Collected data entries
:::::

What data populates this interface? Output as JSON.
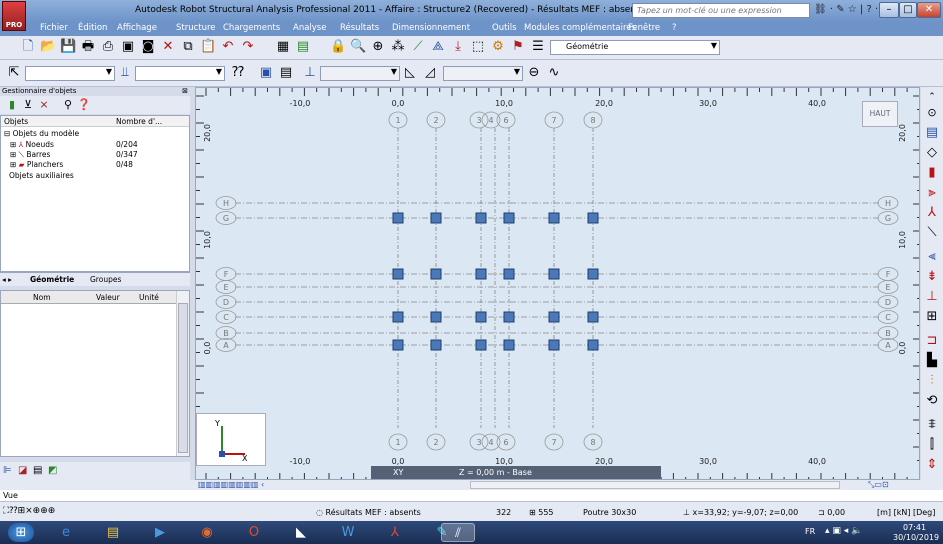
{
  "window": {
    "title": "Autodesk Robot Structural Analysis Professional 2011 - Affaire : Structure2 (Recovered) - Résultats MEF : absents",
    "search_placeholder": "Tapez un mot-clé ou une expression",
    "logo_label": "PRO"
  },
  "menu": [
    "Fichier",
    "Édition",
    "Affichage",
    "Structure",
    "Chargements",
    "Analyse",
    "Résultats",
    "Dimensionnement",
    "Outils",
    "Modules complémentaires",
    "Fenêtre",
    "?"
  ],
  "toolbar": {
    "layout_combo": "Géométrie"
  },
  "object_manager": {
    "title": "Gestionnaire d'objets",
    "col_objects": "Objets",
    "col_count": "Nombre d'...",
    "root": "Objets du modèle",
    "items": [
      {
        "label": "Noeuds",
        "count": "0/204"
      },
      {
        "label": "Barres",
        "count": "0/347"
      },
      {
        "label": "Planchers",
        "count": "0/48"
      }
    ],
    "aux": "Objets auxiliaires",
    "tabs": [
      "Géométrie",
      "Groupes"
    ]
  },
  "properties": {
    "col_name": "Nom",
    "col_value": "Valeur",
    "col_unit": "Unité"
  },
  "view": {
    "top_ticks": [
      "-10,0",
      "0,0",
      "10,0",
      "20,0",
      "30,0",
      "40,0"
    ],
    "bottom_ticks": [
      "-10,0",
      "0,0",
      "10,0",
      "20,0",
      "30,0",
      "40,0"
    ],
    "left_ticks": [
      "20,0",
      "10,0",
      "0,0"
    ],
    "right_ticks": [
      "20,0",
      "10,0",
      "0,0"
    ],
    "grid_x": [
      "1",
      "2",
      "3",
      "4",
      "5",
      "6",
      "7",
      "8"
    ],
    "grid_y": [
      "H",
      "G",
      "F",
      "E",
      "D",
      "C",
      "B",
      "A"
    ],
    "view_cube_label": "HAUT",
    "plane_label": "XY",
    "level_label": "Z = 0,00 m - Base",
    "axis_x": "X",
    "axis_y": "Y"
  },
  "statusbar": {
    "vue": "Vue",
    "results": "Résultats MEF : absents",
    "nodes": "322",
    "bars": "555",
    "section": "Poutre 30x30",
    "coords": "x=33,92; y=-9,07; z=0,00",
    "zero": "0,00",
    "units": "[m] [kN] [Deg]"
  },
  "taskbar": {
    "lang": "FR",
    "time": "07:41",
    "date": "30/10/2019"
  }
}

:::::

Output the data exactly. Pictures don't belong in the result.

The completed task:
What data populates this interface? Output as JSON.
{
  "window": {
    "title": "Autodesk Robot Structural Analysis Professional 2011 - Affaire : Structure2 (Recovered) - Résultats MEF : absents",
    "search_placeholder": "Tapez un mot-clé ou une expression",
    "logo_label": "PRO"
  },
  "menu": [
    "Fichier",
    "Édition",
    "Affichage",
    "Structure",
    "Chargements",
    "Analyse",
    "Résultats",
    "Dimensionnement",
    "Outils",
    "Modules complémentaires",
    "Fenêtre",
    "?"
  ],
  "toolbar": {
    "layout_combo": "Géométrie"
  },
  "object_manager": {
    "title": "Gestionnaire d'objets",
    "col_objects": "Objets",
    "col_count": "Nombre d'...",
    "root": "Objets du modèle",
    "items": [
      {
        "label": "Noeuds",
        "count": "0/204"
      },
      {
        "label": "Barres",
        "count": "0/347"
      },
      {
        "label": "Planchers",
        "count": "0/48"
      }
    ],
    "aux": "Objets auxiliaires",
    "tabs": [
      "Géométrie",
      "Groupes"
    ]
  },
  "properties": {
    "col_name": "Nom",
    "col_value": "Valeur",
    "col_unit": "Unité"
  },
  "view": {
    "top_ticks": [
      "-10,0",
      "0,0",
      "10,0",
      "20,0",
      "30,0",
      "40,0"
    ],
    "bottom_ticks": [
      "-10,0",
      "0,0",
      "10,0",
      "20,0",
      "30,0",
      "40,0"
    ],
    "left_ticks": [
      "20,0",
      "10,0",
      "0,0"
    ],
    "right_ticks": [
      "20,0",
      "10,0",
      "0,0"
    ],
    "grid_x": [
      "1",
      "2",
      "3",
      "4",
      "5",
      "6",
      "7",
      "8"
    ],
    "grid_y": [
      "H",
      "G",
      "F",
      "E",
      "D",
      "C",
      "B",
      "A"
    ],
    "view_cube_label": "HAUT",
    "plane_label": "XY",
    "level_label": "Z = 0,00 m - Base",
    "axis_x": "X",
    "axis_y": "Y"
  },
  "statusbar": {
    "vue": "Vue",
    "results": "Résultats MEF : absents",
    "nodes": "322",
    "bars": "555",
    "section": "Poutre 30x30",
    "coords": "x=33,92; y=-9,07; z=0,00",
    "zero": "0,00",
    "units": "[m] [kN] [Deg]"
  },
  "taskbar": {
    "lang": "FR",
    "time": "07:41",
    "date": "30/10/2019"
  }
}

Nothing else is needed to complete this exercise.